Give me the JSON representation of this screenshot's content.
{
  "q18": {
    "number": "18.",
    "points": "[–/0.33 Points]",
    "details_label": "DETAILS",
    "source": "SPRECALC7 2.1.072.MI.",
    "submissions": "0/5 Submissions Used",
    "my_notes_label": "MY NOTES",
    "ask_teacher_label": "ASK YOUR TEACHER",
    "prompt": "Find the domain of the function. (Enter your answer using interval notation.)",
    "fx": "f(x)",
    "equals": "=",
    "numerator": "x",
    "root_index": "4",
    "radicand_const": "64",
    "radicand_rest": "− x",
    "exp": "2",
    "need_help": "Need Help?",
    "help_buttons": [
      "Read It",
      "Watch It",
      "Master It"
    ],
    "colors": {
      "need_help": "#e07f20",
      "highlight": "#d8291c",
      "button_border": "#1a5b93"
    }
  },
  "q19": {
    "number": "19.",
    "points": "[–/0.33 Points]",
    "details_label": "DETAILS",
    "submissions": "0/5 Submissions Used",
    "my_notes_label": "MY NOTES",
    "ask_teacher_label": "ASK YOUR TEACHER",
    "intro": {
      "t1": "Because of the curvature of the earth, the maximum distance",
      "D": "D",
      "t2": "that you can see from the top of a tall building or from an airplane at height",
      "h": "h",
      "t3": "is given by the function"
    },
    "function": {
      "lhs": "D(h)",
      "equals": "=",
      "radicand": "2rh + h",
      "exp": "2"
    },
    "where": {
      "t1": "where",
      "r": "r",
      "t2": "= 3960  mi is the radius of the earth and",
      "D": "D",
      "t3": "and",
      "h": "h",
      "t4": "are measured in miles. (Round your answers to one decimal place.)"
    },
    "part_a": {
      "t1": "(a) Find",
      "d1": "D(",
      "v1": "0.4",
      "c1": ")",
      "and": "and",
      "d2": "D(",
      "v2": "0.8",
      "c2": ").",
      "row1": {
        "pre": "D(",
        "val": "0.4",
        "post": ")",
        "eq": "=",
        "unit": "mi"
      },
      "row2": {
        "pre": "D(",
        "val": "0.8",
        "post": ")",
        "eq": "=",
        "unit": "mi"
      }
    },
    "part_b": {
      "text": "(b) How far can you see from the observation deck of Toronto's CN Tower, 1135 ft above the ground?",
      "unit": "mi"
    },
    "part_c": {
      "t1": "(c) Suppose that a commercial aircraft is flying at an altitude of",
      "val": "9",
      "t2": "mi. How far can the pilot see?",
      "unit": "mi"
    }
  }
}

▶ SHORT TASK
Output the entries exactly.

▶ COMPLETE ANSWER
Give me the JSON representation of this screenshot's content.
{
  "q18": {
    "number": "18.",
    "points": "[–/0.33 Points]",
    "details_label": "DETAILS",
    "source": "SPRECALC7 2.1.072.MI.",
    "submissions": "0/5 Submissions Used",
    "my_notes_label": "MY NOTES",
    "ask_teacher_label": "ASK YOUR TEACHER",
    "prompt": "Find the domain of the function. (Enter your answer using interval notation.)",
    "fx": "f(x)",
    "equals": "=",
    "numerator": "x",
    "root_index": "4",
    "radicand_const": "64",
    "radicand_rest": "− x",
    "exp": "2",
    "need_help": "Need Help?",
    "help_buttons": [
      "Read It",
      "Watch It",
      "Master It"
    ],
    "colors": {
      "need_help": "#e07f20",
      "highlight": "#d8291c",
      "button_border": "#1a5b93"
    }
  },
  "q19": {
    "number": "19.",
    "points": "[–/0.33 Points]",
    "details_label": "DETAILS",
    "submissions": "0/5 Submissions Used",
    "my_notes_label": "MY NOTES",
    "ask_teacher_label": "ASK YOUR TEACHER",
    "intro": {
      "t1": "Because of the curvature of the earth, the maximum distance",
      "D": "D",
      "t2": "that you can see from the top of a tall building or from an airplane at height",
      "h": "h",
      "t3": "is given by the function"
    },
    "function": {
      "lhs": "D(h)",
      "equals": "=",
      "radicand": "2rh + h",
      "exp": "2"
    },
    "where": {
      "t1": "where",
      "r": "r",
      "t2": "= 3960  mi is the radius of the earth and",
      "D": "D",
      "t3": "and",
      "h": "h",
      "t4": "are measured in miles. (Round your answers to one decimal place.)"
    },
    "part_a": {
      "t1": "(a) Find",
      "d1": "D(",
      "v1": "0.4",
      "c1": ")",
      "and": "and",
      "d2": "D(",
      "v2": "0.8",
      "c2": ").",
      "row1": {
        "pre": "D(",
        "val": "0.4",
        "post": ")",
        "eq": "=",
        "unit": "mi"
      },
      "row2": {
        "pre": "D(",
        "val": "0.8",
        "post": ")",
        "eq": "=",
        "unit": "mi"
      }
    },
    "part_b": {
      "text": "(b) How far can you see from the observation deck of Toronto's CN Tower, 1135 ft above the ground?",
      "unit": "mi"
    },
    "part_c": {
      "t1": "(c) Suppose that a commercial aircraft is flying at an altitude of",
      "val": "9",
      "t2": "mi. How far can the pilot see?",
      "unit": "mi"
    }
  }
}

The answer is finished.